··· PROVIDED INFORMATION ···

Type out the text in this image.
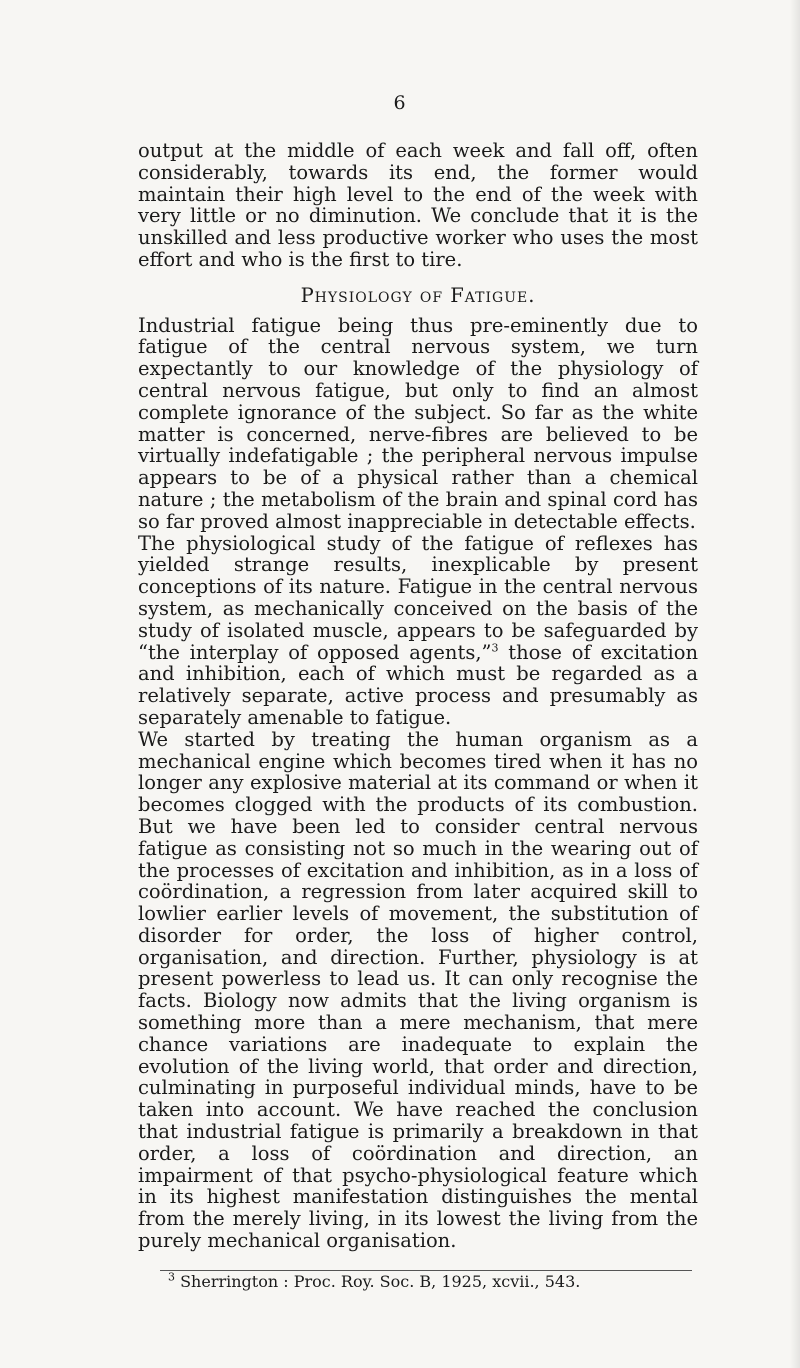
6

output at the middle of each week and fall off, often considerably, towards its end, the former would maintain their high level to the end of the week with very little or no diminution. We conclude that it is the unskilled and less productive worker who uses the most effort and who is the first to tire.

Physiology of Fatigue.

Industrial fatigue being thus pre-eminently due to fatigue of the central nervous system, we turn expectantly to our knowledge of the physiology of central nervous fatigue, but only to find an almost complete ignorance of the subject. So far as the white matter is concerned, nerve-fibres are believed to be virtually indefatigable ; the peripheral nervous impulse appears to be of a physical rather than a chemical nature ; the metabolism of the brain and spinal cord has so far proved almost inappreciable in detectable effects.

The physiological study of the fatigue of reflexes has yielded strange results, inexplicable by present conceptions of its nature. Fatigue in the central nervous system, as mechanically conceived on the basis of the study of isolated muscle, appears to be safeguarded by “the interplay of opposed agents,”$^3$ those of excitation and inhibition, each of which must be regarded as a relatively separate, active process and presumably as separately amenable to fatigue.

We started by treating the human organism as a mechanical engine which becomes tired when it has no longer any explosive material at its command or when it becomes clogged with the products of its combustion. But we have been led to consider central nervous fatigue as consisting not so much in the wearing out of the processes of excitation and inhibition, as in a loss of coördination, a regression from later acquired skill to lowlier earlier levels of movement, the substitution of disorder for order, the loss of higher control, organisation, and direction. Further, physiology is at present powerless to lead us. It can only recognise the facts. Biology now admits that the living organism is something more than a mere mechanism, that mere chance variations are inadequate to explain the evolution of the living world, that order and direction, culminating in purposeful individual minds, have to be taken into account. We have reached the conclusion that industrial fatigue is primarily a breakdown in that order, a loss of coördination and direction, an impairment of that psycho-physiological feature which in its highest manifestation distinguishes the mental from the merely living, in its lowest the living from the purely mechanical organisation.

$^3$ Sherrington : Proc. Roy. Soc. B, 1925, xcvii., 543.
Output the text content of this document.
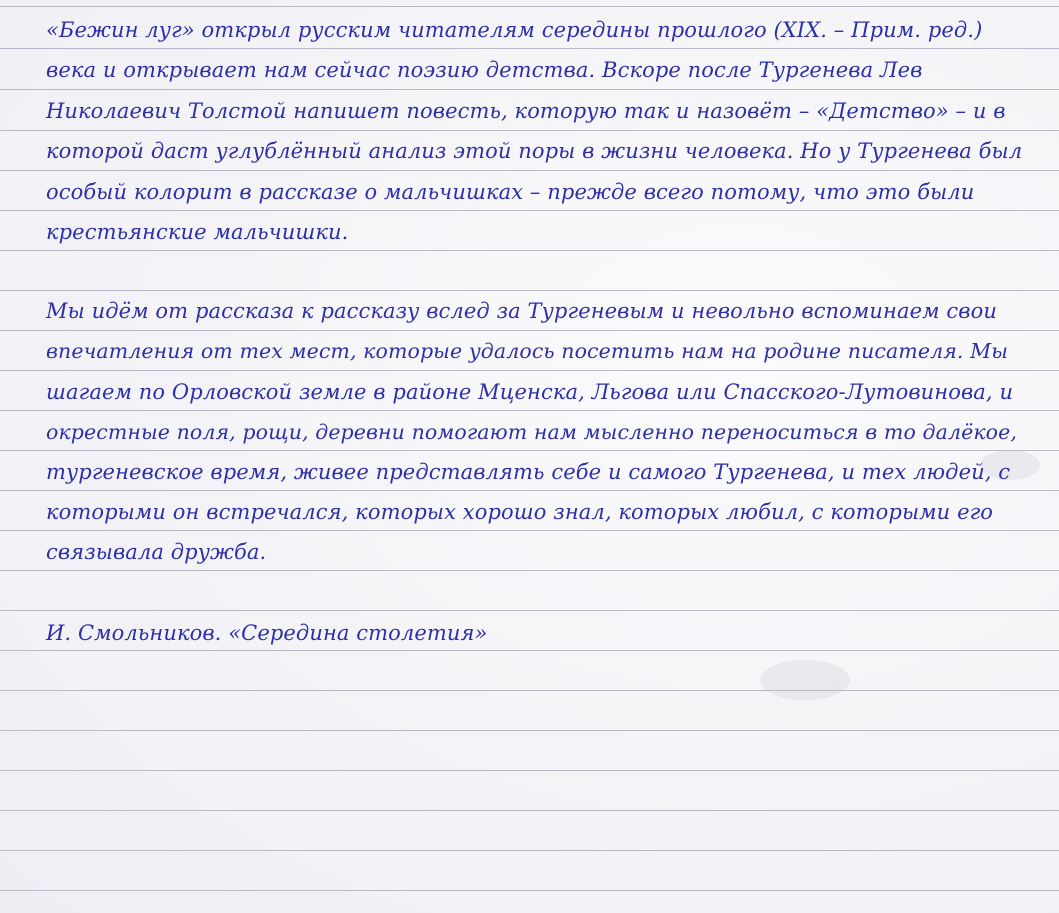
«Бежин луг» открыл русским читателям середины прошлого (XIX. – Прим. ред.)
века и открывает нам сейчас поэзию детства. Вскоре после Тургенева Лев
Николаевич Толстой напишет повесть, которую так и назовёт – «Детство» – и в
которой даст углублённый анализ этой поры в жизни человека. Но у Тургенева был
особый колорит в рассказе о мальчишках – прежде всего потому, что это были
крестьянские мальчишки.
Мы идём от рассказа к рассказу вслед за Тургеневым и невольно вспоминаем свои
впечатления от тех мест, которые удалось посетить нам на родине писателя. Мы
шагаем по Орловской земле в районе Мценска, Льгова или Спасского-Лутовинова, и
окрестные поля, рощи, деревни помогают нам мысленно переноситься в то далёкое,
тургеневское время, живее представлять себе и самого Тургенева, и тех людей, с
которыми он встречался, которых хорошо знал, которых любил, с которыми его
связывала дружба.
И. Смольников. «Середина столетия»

···
··· PROVIDED INFORMATION ···

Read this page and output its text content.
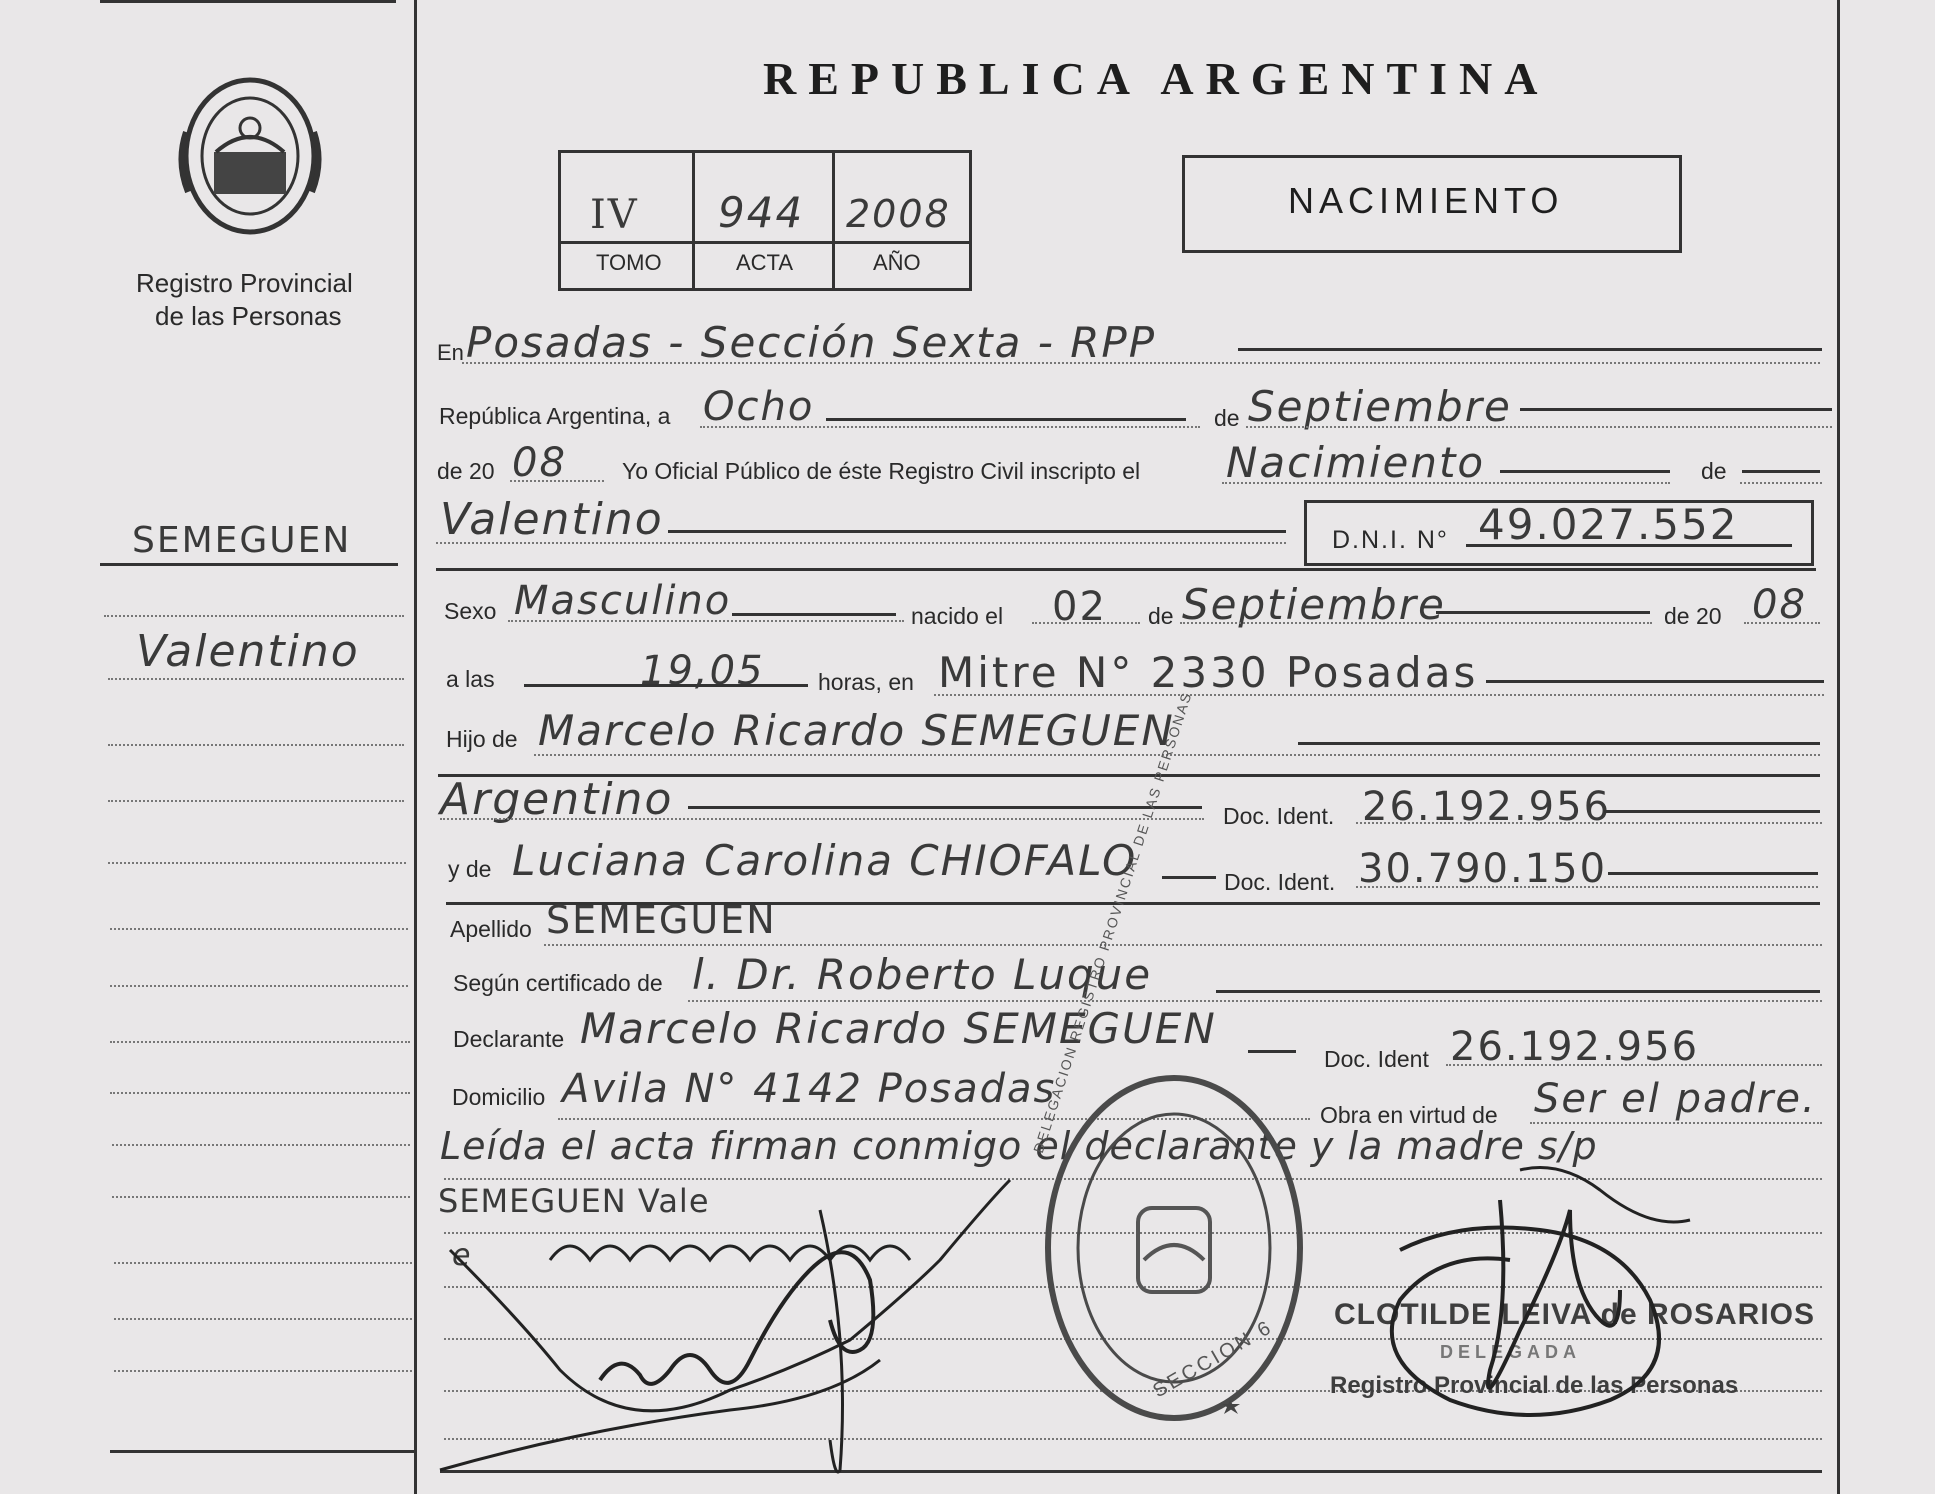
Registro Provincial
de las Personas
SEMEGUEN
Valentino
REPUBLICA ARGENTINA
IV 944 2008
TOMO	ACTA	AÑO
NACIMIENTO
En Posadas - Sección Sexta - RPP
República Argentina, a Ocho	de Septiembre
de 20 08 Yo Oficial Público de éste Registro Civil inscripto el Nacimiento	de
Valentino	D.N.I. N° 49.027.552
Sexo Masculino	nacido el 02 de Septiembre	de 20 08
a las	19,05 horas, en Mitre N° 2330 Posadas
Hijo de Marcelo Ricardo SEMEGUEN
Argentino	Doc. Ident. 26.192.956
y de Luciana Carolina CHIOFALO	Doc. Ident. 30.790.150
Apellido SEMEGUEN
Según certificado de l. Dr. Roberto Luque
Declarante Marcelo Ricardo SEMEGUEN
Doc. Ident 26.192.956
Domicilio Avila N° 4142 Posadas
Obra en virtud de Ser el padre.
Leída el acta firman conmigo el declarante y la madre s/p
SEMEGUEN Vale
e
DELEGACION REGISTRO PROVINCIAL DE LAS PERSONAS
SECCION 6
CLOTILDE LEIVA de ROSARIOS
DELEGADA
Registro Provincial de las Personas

···

Lines that include the word "Septiembre" are to be extracted from the data above.

▶ **EXERCISE OUTPUT**:
República Argentina, a Ocho	de Septiembre
Sexo Masculino	nacido el 02 de Septiembre	de 20 08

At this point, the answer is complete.